Restate the whole of the material. Keep every word, and drop the pictures.

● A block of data
_ _ _

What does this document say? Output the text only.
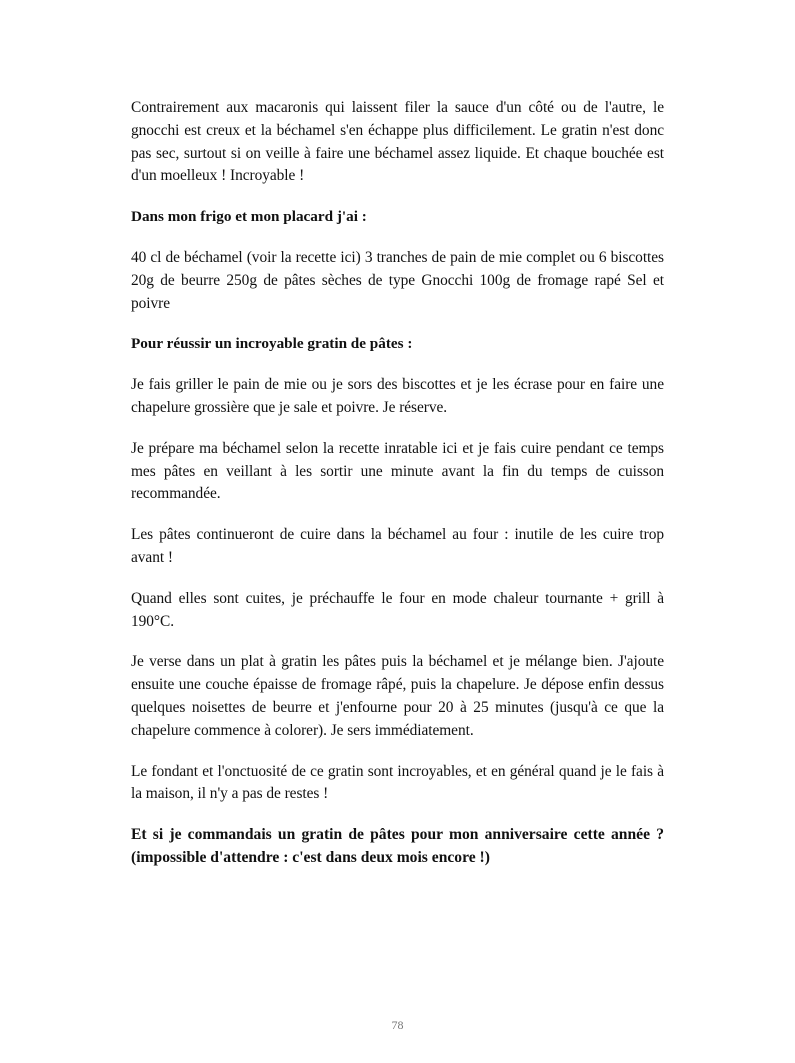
Contrairement aux macaronis qui laissent filer la sauce d'un côté ou de l'autre, le gnocchi est creux et la béchamel s'en échappe plus difficilement. Le gratin n'est donc pas sec, surtout si on veille à faire une béchamel assez liquide. Et chaque bouchée est d'un moelleux ! Incroyable !

Dans mon frigo et mon placard j'ai :

40 cl de béchamel (voir la recette ici) 3 tranches de pain de mie complet ou 6 biscottes 20g de beurre 250g de pâtes sèches de type Gnocchi 100g de fromage rapé Sel et poivre

Pour réussir un incroyable gratin de pâtes :

Je fais griller le pain de mie ou je sors des biscottes et je les écrase pour en faire une chapelure grossière que je sale et poivre. Je réserve.

Je prépare ma béchamel selon la recette inratable ici et je fais cuire pendant ce temps mes pâtes en veillant à les sortir une minute avant la fin du temps de cuisson recommandée.

Les pâtes continueront de cuire dans la béchamel au four : inutile de les cuire trop avant !

Quand elles sont cuites, je préchauffe le four en mode chaleur tournante + grill à 190°C.

Je verse dans un plat à gratin les pâtes puis la béchamel et je mélange bien. J'ajoute ensuite une couche épaisse de fromage râpé, puis la chapelure. Je dépose enfin dessus quelques noisettes de beurre et j'enfourne pour 20 à 25 minutes (jusqu'à ce que la chapelure commence à colorer). Je sers immédiatement.

Le fondant et l'onctuosité de ce gratin sont incroyables, et en général quand je le fais à la maison, il n'y a pas de restes !

Et si je commandais un gratin de pâtes pour mon anniversaire cette année ? (impossible d'attendre : c'est dans deux mois encore !)

78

_ _ _

● Output below
What does this document say? Output the text only.
Contrairement aux macaronis qui laissent filer la sauce d'un côté ou de l'autre, le gnocchi est creux et la béchamel s'en échappe plus difficilement. Le gratin n'est donc pas sec, surtout si on veille à faire une béchamel assez liquide. Et chaque bouchée est d'un moelleux ! Incroyable !

Dans mon frigo et mon placard j'ai :

40 cl de béchamel (voir la recette ici) 3 tranches de pain de mie complet ou 6 biscottes 20g de beurre 250g de pâtes sèches de type Gnocchi 100g de fromage rapé Sel et poivre

Pour réussir un incroyable gratin de pâtes :

Je fais griller le pain de mie ou je sors des biscottes et je les écrase pour en faire une chapelure grossière que je sale et poivre. Je réserve.

Je prépare ma béchamel selon la recette inratable ici et je fais cuire pendant ce temps mes pâtes en veillant à les sortir une minute avant la fin du temps de cuisson recommandée.

Les pâtes continueront de cuire dans la béchamel au four : inutile de les cuire trop avant !

Quand elles sont cuites, je préchauffe le four en mode chaleur tournante + grill à 190°C.

Je verse dans un plat à gratin les pâtes puis la béchamel et je mélange bien. J'ajoute ensuite une couche épaisse de fromage râpé, puis la chapelure. Je dépose enfin dessus quelques noisettes de beurre et j'enfourne pour 20 à 25 minutes (jusqu'à ce que la chapelure commence à colorer). Je sers immédiatement.

Le fondant et l'onctuosité de ce gratin sont incroyables, et en général quand je le fais à la maison, il n'y a pas de restes !

Et si je commandais un gratin de pâtes pour mon anniversaire cette année ? (impossible d'attendre : c'est dans deux mois encore !)

78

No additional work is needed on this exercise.